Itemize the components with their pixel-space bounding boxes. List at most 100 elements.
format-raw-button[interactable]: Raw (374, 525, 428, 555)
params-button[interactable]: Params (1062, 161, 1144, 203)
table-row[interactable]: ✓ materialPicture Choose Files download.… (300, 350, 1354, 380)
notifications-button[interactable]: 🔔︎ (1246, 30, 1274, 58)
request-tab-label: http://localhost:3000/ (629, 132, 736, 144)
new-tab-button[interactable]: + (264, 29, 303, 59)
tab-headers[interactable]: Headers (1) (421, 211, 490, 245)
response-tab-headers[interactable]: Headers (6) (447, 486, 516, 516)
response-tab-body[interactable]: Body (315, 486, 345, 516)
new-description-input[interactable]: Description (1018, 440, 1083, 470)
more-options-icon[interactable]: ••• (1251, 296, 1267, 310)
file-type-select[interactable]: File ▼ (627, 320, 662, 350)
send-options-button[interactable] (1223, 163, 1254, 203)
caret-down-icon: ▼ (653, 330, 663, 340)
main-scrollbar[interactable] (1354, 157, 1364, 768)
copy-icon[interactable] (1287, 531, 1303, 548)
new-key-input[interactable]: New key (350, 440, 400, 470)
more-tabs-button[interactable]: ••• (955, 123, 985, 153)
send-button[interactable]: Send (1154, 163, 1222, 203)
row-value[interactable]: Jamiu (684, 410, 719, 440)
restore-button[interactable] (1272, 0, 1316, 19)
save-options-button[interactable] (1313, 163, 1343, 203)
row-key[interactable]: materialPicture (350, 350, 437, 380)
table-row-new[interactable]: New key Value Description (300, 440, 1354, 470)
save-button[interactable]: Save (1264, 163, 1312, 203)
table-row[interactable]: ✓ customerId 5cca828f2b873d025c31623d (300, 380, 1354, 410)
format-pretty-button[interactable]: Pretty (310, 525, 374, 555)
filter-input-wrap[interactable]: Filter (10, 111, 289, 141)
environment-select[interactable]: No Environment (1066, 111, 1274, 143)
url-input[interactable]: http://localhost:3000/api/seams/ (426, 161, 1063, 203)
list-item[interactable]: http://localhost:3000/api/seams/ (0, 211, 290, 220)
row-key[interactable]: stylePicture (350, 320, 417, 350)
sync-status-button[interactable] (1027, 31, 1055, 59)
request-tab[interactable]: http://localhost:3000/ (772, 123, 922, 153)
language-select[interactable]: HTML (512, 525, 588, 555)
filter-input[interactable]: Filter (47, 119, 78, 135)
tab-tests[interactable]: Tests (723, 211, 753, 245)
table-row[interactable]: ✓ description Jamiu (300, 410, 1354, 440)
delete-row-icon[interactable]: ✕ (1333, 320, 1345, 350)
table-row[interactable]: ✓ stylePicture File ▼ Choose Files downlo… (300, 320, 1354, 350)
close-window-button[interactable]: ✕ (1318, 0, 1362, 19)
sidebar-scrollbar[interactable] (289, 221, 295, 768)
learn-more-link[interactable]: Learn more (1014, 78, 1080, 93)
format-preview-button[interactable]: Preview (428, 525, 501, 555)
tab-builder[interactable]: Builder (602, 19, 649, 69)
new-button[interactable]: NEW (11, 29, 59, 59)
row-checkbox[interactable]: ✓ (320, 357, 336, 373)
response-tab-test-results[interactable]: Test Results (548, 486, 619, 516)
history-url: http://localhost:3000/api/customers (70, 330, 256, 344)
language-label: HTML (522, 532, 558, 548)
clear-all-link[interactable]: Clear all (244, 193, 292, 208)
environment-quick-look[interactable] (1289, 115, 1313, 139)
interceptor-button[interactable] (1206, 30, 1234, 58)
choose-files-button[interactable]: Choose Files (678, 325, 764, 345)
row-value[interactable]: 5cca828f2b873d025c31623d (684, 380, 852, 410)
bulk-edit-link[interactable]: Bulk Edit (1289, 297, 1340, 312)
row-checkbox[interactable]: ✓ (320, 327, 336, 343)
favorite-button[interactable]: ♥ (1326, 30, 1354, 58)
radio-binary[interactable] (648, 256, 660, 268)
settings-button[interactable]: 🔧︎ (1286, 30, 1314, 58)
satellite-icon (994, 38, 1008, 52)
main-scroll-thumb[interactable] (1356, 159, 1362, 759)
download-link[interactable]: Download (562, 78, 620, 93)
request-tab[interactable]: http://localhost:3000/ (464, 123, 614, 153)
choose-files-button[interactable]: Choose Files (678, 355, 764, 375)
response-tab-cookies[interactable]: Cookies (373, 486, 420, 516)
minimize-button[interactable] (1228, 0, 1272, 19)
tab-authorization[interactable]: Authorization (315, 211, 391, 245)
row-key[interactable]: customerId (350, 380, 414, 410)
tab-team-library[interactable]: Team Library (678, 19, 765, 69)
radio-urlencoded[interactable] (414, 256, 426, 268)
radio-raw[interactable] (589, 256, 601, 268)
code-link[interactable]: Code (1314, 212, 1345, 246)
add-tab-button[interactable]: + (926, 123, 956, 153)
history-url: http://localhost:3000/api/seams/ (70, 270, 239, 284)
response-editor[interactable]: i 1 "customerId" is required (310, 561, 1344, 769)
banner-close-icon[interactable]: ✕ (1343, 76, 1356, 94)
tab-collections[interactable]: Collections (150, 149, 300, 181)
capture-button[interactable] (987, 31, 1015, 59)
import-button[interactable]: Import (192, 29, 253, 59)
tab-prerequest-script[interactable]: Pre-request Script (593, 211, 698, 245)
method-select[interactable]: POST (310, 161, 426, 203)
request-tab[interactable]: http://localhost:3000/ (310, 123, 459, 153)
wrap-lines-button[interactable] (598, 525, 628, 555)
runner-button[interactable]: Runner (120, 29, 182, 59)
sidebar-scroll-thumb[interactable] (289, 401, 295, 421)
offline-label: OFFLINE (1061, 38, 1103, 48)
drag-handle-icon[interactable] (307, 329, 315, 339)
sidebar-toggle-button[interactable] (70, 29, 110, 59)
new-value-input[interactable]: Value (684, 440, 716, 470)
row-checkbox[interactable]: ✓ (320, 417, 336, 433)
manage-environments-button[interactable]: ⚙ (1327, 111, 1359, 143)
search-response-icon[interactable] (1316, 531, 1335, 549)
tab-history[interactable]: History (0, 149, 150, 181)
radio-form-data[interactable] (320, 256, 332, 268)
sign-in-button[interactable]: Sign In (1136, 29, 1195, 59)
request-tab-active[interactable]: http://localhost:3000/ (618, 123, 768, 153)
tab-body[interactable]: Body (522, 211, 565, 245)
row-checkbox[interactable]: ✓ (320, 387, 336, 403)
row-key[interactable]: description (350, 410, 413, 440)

________________________

Task goal> Can you reproduce every one of the rows above verbatim, in the same order?

Exercise solution>
Itemize the components with their pixel-space bounding boxes. List at most 100 elements.
format-raw-button[interactable]: Raw (374, 525, 428, 555)
params-button[interactable]: Params (1062, 161, 1144, 203)
table-row[interactable]: ✓ materialPicture Choose Files download.… (300, 350, 1354, 380)
notifications-button[interactable]: 🔔︎ (1246, 30, 1274, 58)
request-tab-label: http://localhost:3000/ (629, 132, 736, 144)
new-tab-button[interactable]: + (264, 29, 303, 59)
tab-headers[interactable]: Headers (1) (421, 211, 490, 245)
response-tab-headers[interactable]: Headers (6) (447, 486, 516, 516)
response-tab-body[interactable]: Body (315, 486, 345, 516)
new-description-input[interactable]: Description (1018, 440, 1083, 470)
more-options-icon[interactable]: ••• (1251, 296, 1267, 310)
file-type-select[interactable]: File ▼ (627, 320, 662, 350)
send-options-button[interactable] (1223, 163, 1254, 203)
caret-down-icon: ▼ (653, 330, 663, 340)
main-scrollbar[interactable] (1354, 157, 1364, 768)
copy-icon[interactable] (1287, 531, 1303, 548)
new-key-input[interactable]: New key (350, 440, 400, 470)
more-tabs-button[interactable]: ••• (955, 123, 985, 153)
send-button[interactable]: Send (1154, 163, 1222, 203)
row-value[interactable]: Jamiu (684, 410, 719, 440)
restore-button[interactable] (1272, 0, 1316, 19)
save-options-button[interactable] (1313, 163, 1343, 203)
row-key[interactable]: materialPicture (350, 350, 437, 380)
table-row-new[interactable]: New key Value Description (300, 440, 1354, 470)
save-button[interactable]: Save (1264, 163, 1312, 203)
table-row[interactable]: ✓ customerId 5cca828f2b873d025c31623d (300, 380, 1354, 410)
format-pretty-button[interactable]: Pretty (310, 525, 374, 555)
filter-input-wrap[interactable]: Filter (10, 111, 289, 141)
environment-select[interactable]: No Environment (1066, 111, 1274, 143)
url-input[interactable]: http://localhost:3000/api/seams/ (426, 161, 1063, 203)
list-item[interactable]: http://localhost:3000/api/seams/ (0, 211, 290, 220)
row-key[interactable]: stylePicture (350, 320, 417, 350)
sync-status-button[interactable] (1027, 31, 1055, 59)
request-tab[interactable]: http://localhost:3000/ (772, 123, 922, 153)
language-select[interactable]: HTML (512, 525, 588, 555)
filter-input[interactable]: Filter (47, 119, 78, 135)
tab-tests[interactable]: Tests (723, 211, 753, 245)
table-row[interactable]: ✓ description Jamiu (300, 410, 1354, 440)
delete-row-icon[interactable]: ✕ (1333, 320, 1345, 350)
table-row[interactable]: ✓ stylePicture File ▼ Choose Files downlo… (300, 320, 1354, 350)
close-window-button[interactable]: ✕ (1318, 0, 1362, 19)
sidebar-scrollbar[interactable] (289, 221, 295, 768)
learn-more-link[interactable]: Learn more (1014, 78, 1080, 93)
format-preview-button[interactable]: Preview (428, 525, 501, 555)
tab-builder[interactable]: Builder (602, 19, 649, 69)
new-button[interactable]: NEW (11, 29, 59, 59)
row-checkbox[interactable]: ✓ (320, 357, 336, 373)
response-tab-test-results[interactable]: Test Results (548, 486, 619, 516)
history-url: http://localhost:3000/api/customers (70, 330, 256, 344)
language-label: HTML (522, 532, 558, 548)
clear-all-link[interactable]: Clear all (244, 193, 292, 208)
environment-quick-look[interactable] (1289, 115, 1313, 139)
interceptor-button[interactable] (1206, 30, 1234, 58)
choose-files-button[interactable]: Choose Files (678, 325, 764, 345)
row-value[interactable]: 5cca828f2b873d025c31623d (684, 380, 852, 410)
bulk-edit-link[interactable]: Bulk Edit (1289, 297, 1340, 312)
row-checkbox[interactable]: ✓ (320, 327, 336, 343)
favorite-button[interactable]: ♥ (1326, 30, 1354, 58)
radio-binary[interactable] (648, 256, 660, 268)
settings-button[interactable]: 🔧︎ (1286, 30, 1314, 58)
satellite-icon (994, 38, 1008, 52)
main-scroll-thumb[interactable] (1356, 159, 1362, 759)
download-link[interactable]: Download (562, 78, 620, 93)
request-tab[interactable]: http://localhost:3000/ (464, 123, 614, 153)
choose-files-button[interactable]: Choose Files (678, 355, 764, 375)
response-tab-cookies[interactable]: Cookies (373, 486, 420, 516)
minimize-button[interactable] (1228, 0, 1272, 19)
tab-authorization[interactable]: Authorization (315, 211, 391, 245)
row-key[interactable]: customerId (350, 380, 414, 410)
tab-team-library[interactable]: Team Library (678, 19, 765, 69)
radio-urlencoded[interactable] (414, 256, 426, 268)
radio-raw[interactable] (589, 256, 601, 268)
code-link[interactable]: Code (1314, 212, 1345, 246)
add-tab-button[interactable]: + (926, 123, 956, 153)
history-url: http://localhost:3000/api/seams/ (70, 270, 239, 284)
response-editor[interactable]: i 1 "customerId" is required (310, 561, 1344, 769)
banner-close-icon[interactable]: ✕ (1343, 76, 1356, 94)
tab-collections[interactable]: Collections (150, 149, 300, 181)
capture-button[interactable] (987, 31, 1015, 59)
import-button[interactable]: Import (192, 29, 253, 59)
tab-prerequest-script[interactable]: Pre-request Script (593, 211, 698, 245)
method-select[interactable]: POST (310, 161, 426, 203)
request-tab[interactable]: http://localhost:3000/ (310, 123, 459, 153)
wrap-lines-button[interactable] (598, 525, 628, 555)
runner-button[interactable]: Runner (120, 29, 182, 59)
sidebar-scroll-thumb[interactable] (289, 401, 295, 421)
offline-label: OFFLINE (1061, 38, 1103, 48)
drag-handle-icon[interactable] (307, 329, 315, 339)
sidebar-toggle-button[interactable] (70, 29, 110, 59)
new-value-input[interactable]: Value (684, 440, 716, 470)
row-checkbox[interactable]: ✓ (320, 417, 336, 433)
manage-environments-button[interactable]: ⚙ (1327, 111, 1359, 143)
search-response-icon[interactable] (1316, 531, 1335, 549)
tab-history[interactable]: History (0, 149, 150, 181)
radio-form-data[interactable] (320, 256, 332, 268)
sign-in-button[interactable]: Sign In (1136, 29, 1195, 59)
request-tab-active[interactable]: http://localhost:3000/ (618, 123, 768, 153)
tab-body[interactable]: Body (522, 211, 565, 245)
row-checkbox[interactable]: ✓ (320, 387, 336, 403)
row-key[interactable]: description (350, 410, 413, 440)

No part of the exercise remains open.